___ INPUT DATA ___

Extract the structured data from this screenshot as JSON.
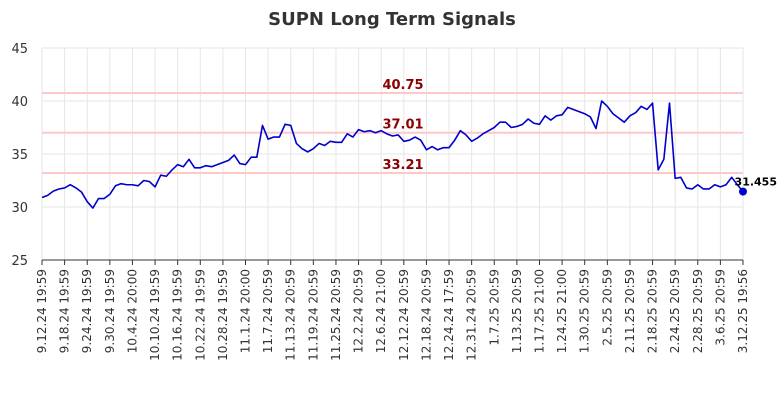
{
  "chart_data": {
    "type": "line",
    "title": "SUPN Long Term Signals",
    "xlabel": "",
    "ylabel": "",
    "ylim": [
      25,
      45
    ],
    "yticks": [
      25,
      30,
      35,
      40,
      45
    ],
    "grid": true,
    "x_tick_labels": [
      "9.12.24 19:59",
      "9.18.24 19:59",
      "9.24.24 19:59",
      "9.30.24 19:59",
      "10.4.24 20:00",
      "10.10.24 19:59",
      "10.16.24 19:59",
      "10.22.24 19:59",
      "10.28.24 19:59",
      "11.1.24 20:00",
      "11.7.24 20:59",
      "11.13.24 20:59",
      "11.19.24 20:59",
      "11.25.24 20:59",
      "12.2.24 20:59",
      "12.6.24 21:00",
      "12.12.24 20:59",
      "12.18.24 20:59",
      "12.24.24 17:59",
      "12.31.24 20:59",
      "1.7.25 20:59",
      "1.13.25 20:59",
      "1.17.25 21:00",
      "1.24.25 21:00",
      "1.30.25 20:59",
      "2.5.25 20:59",
      "2.11.25 20:59",
      "2.18.25 20:59",
      "2.24.25 20:59",
      "2.28.25 20:59",
      "3.6.25 20:59",
      "3.12.25 19:56"
    ],
    "signals": [
      {
        "value": 40.75,
        "label": "40.75"
      },
      {
        "value": 37.01,
        "label": "37.01"
      },
      {
        "value": 33.21,
        "label": "33.21"
      }
    ],
    "last_value_label": "31.455",
    "series": [
      {
        "color": "#0000cc",
        "values": [
          30.9,
          31.1,
          31.5,
          31.7,
          31.8,
          32.1,
          31.8,
          31.4,
          30.5,
          29.9,
          30.8,
          30.8,
          31.2,
          32.0,
          32.2,
          32.1,
          32.1,
          32.0,
          32.5,
          32.4,
          31.9,
          33.0,
          32.9,
          33.5,
          34.0,
          33.8,
          34.5,
          33.7,
          33.7,
          33.9,
          33.8,
          34.0,
          34.2,
          34.4,
          34.9,
          34.1,
          34.0,
          34.7,
          34.7,
          37.7,
          36.4,
          36.6,
          36.6,
          37.8,
          37.7,
          36.0,
          35.5,
          35.2,
          35.5,
          36.0,
          35.8,
          36.2,
          36.1,
          36.1,
          36.9,
          36.6,
          37.3,
          37.1,
          37.2,
          37.0,
          37.2,
          36.9,
          36.7,
          36.8,
          36.2,
          36.3,
          36.6,
          36.3,
          35.4,
          35.7,
          35.4,
          35.6,
          35.6,
          36.3,
          37.2,
          36.8,
          36.2,
          36.5,
          36.9,
          37.2,
          37.5,
          38.0,
          38.0,
          37.5,
          37.6,
          37.8,
          38.3,
          37.9,
          37.8,
          38.6,
          38.2,
          38.6,
          38.7,
          39.4,
          39.2,
          39.0,
          38.8,
          38.5,
          37.4,
          40.0,
          39.5,
          38.8,
          38.4,
          38.0,
          38.6,
          38.9,
          39.5,
          39.2,
          39.8,
          33.5,
          34.5,
          39.8,
          32.7,
          32.8,
          31.8,
          31.7,
          32.1,
          31.7,
          31.7,
          32.1,
          31.9,
          32.1,
          32.8,
          32.1,
          31.455
        ]
      }
    ]
  }
}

___

Reproduce the data verbatim. Do not carry any picture into the copy.

(SOLVED EXERCISE)
Extract the structured data from this screenshot as JSON.
{
  "chart_data": {
    "type": "line",
    "title": "SUPN Long Term Signals",
    "xlabel": "",
    "ylabel": "",
    "ylim": [
      25,
      45
    ],
    "yticks": [
      25,
      30,
      35,
      40,
      45
    ],
    "grid": true,
    "x_tick_labels": [
      "9.12.24 19:59",
      "9.18.24 19:59",
      "9.24.24 19:59",
      "9.30.24 19:59",
      "10.4.24 20:00",
      "10.10.24 19:59",
      "10.16.24 19:59",
      "10.22.24 19:59",
      "10.28.24 19:59",
      "11.1.24 20:00",
      "11.7.24 20:59",
      "11.13.24 20:59",
      "11.19.24 20:59",
      "11.25.24 20:59",
      "12.2.24 20:59",
      "12.6.24 21:00",
      "12.12.24 20:59",
      "12.18.24 20:59",
      "12.24.24 17:59",
      "12.31.24 20:59",
      "1.7.25 20:59",
      "1.13.25 20:59",
      "1.17.25 21:00",
      "1.24.25 21:00",
      "1.30.25 20:59",
      "2.5.25 20:59",
      "2.11.25 20:59",
      "2.18.25 20:59",
      "2.24.25 20:59",
      "2.28.25 20:59",
      "3.6.25 20:59",
      "3.12.25 19:56"
    ],
    "signals": [
      {
        "value": 40.75,
        "label": "40.75"
      },
      {
        "value": 37.01,
        "label": "37.01"
      },
      {
        "value": 33.21,
        "label": "33.21"
      }
    ],
    "last_value_label": "31.455",
    "series": [
      {
        "color": "#0000cc",
        "values": [
          30.9,
          31.1,
          31.5,
          31.7,
          31.8,
          32.1,
          31.8,
          31.4,
          30.5,
          29.9,
          30.8,
          30.8,
          31.2,
          32.0,
          32.2,
          32.1,
          32.1,
          32.0,
          32.5,
          32.4,
          31.9,
          33.0,
          32.9,
          33.5,
          34.0,
          33.8,
          34.5,
          33.7,
          33.7,
          33.9,
          33.8,
          34.0,
          34.2,
          34.4,
          34.9,
          34.1,
          34.0,
          34.7,
          34.7,
          37.7,
          36.4,
          36.6,
          36.6,
          37.8,
          37.7,
          36.0,
          35.5,
          35.2,
          35.5,
          36.0,
          35.8,
          36.2,
          36.1,
          36.1,
          36.9,
          36.6,
          37.3,
          37.1,
          37.2,
          37.0,
          37.2,
          36.9,
          36.7,
          36.8,
          36.2,
          36.3,
          36.6,
          36.3,
          35.4,
          35.7,
          35.4,
          35.6,
          35.6,
          36.3,
          37.2,
          36.8,
          36.2,
          36.5,
          36.9,
          37.2,
          37.5,
          38.0,
          38.0,
          37.5,
          37.6,
          37.8,
          38.3,
          37.9,
          37.8,
          38.6,
          38.2,
          38.6,
          38.7,
          39.4,
          39.2,
          39.0,
          38.8,
          38.5,
          37.4,
          40.0,
          39.5,
          38.8,
          38.4,
          38.0,
          38.6,
          38.9,
          39.5,
          39.2,
          39.8,
          33.5,
          34.5,
          39.8,
          32.7,
          32.8,
          31.8,
          31.7,
          32.1,
          31.7,
          31.7,
          32.1,
          31.9,
          32.1,
          32.8,
          32.1,
          31.455
        ]
      }
    ]
  }
}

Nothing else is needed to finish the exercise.